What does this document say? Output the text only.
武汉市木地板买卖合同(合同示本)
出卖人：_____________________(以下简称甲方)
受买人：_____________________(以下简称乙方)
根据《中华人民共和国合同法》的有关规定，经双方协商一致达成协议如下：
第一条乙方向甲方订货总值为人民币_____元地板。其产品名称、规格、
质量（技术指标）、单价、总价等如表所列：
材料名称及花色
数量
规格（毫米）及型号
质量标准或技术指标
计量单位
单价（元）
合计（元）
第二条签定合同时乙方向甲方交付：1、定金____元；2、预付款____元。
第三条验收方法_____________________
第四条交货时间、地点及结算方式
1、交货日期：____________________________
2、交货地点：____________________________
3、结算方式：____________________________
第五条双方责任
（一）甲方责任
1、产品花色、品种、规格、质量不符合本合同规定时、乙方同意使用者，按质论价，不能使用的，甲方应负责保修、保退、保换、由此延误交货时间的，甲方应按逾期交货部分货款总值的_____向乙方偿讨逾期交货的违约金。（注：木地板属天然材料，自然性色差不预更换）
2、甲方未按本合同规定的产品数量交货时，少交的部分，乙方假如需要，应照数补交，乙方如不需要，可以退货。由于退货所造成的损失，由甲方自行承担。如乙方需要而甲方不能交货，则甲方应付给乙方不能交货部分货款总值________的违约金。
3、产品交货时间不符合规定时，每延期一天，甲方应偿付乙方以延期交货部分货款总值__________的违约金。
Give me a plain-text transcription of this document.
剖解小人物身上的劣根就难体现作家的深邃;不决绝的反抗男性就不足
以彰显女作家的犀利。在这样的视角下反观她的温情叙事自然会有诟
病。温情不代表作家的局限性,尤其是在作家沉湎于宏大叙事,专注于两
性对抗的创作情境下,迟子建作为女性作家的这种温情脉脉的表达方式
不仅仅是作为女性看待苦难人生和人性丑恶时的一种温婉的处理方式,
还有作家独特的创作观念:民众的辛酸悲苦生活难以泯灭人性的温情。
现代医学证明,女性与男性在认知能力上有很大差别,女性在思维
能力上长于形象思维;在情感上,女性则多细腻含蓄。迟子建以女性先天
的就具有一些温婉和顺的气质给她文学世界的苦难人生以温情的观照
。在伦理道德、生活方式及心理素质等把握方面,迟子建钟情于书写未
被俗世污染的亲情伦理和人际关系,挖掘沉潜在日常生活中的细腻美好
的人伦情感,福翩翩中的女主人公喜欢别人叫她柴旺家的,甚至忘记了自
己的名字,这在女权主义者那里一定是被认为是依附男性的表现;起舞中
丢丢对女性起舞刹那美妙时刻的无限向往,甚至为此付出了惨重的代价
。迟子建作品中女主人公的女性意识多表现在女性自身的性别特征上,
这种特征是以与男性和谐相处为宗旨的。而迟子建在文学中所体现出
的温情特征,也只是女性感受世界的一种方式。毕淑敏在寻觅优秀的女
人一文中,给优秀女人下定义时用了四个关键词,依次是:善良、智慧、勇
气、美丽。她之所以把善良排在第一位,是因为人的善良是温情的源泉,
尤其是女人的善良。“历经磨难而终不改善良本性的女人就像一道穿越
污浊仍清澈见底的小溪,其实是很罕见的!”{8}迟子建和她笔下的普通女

• • •

**Written task:**
Return, unchanged, each line from the line containing "Give me a plain-text" through the last line of the material.

**Exercise output:**
Give me a plain-text transcription of this document.
剖解小人物身上的劣根就难体现作家的深邃;不决绝的反抗男性就不足
以彰显女作家的犀利。在这样的视角下反观她的温情叙事自然会有诟
病。温情不代表作家的局限性,尤其是在作家沉湎于宏大叙事,专注于两
性对抗的创作情境下,迟子建作为女性作家的这种温情脉脉的表达方式
不仅仅是作为女性看待苦难人生和人性丑恶时的一种温婉的处理方式,
还有作家独特的创作观念:民众的辛酸悲苦生活难以泯灭人性的温情。
现代医学证明,女性与男性在认知能力上有很大差别,女性在思维
能力上长于形象思维;在情感上,女性则多细腻含蓄。迟子建以女性先天
的就具有一些温婉和顺的气质给她文学世界的苦难人生以温情的观照
。在伦理道德、生活方式及心理素质等把握方面,迟子建钟情于书写未
被俗世污染的亲情伦理和人际关系,挖掘沉潜在日常生活中的细腻美好
的人伦情感,福翩翩中的女主人公喜欢别人叫她柴旺家的,甚至忘记了自
己的名字,这在女权主义者那里一定是被认为是依附男性的表现;起舞中
丢丢对女性起舞刹那美妙时刻的无限向往,甚至为此付出了惨重的代价
。迟子建作品中女主人公的女性意识多表现在女性自身的性别特征上,
这种特征是以与男性和谐相处为宗旨的。而迟子建在文学中所体现出
的温情特征,也只是女性感受世界的一种方式。毕淑敏在寻觅优秀的女
人一文中,给优秀女人下定义时用了四个关键词,依次是:善良、智慧、勇
气、美丽。她之所以把善良排在第一位,是因为人的善良是温情的源泉,
尤其是女人的善良。“历经磨难而终不改善良本性的女人就像一道穿越
污浊仍清澈见底的小溪,其实是很罕见的!”{8}迟子建和她笔下的普通女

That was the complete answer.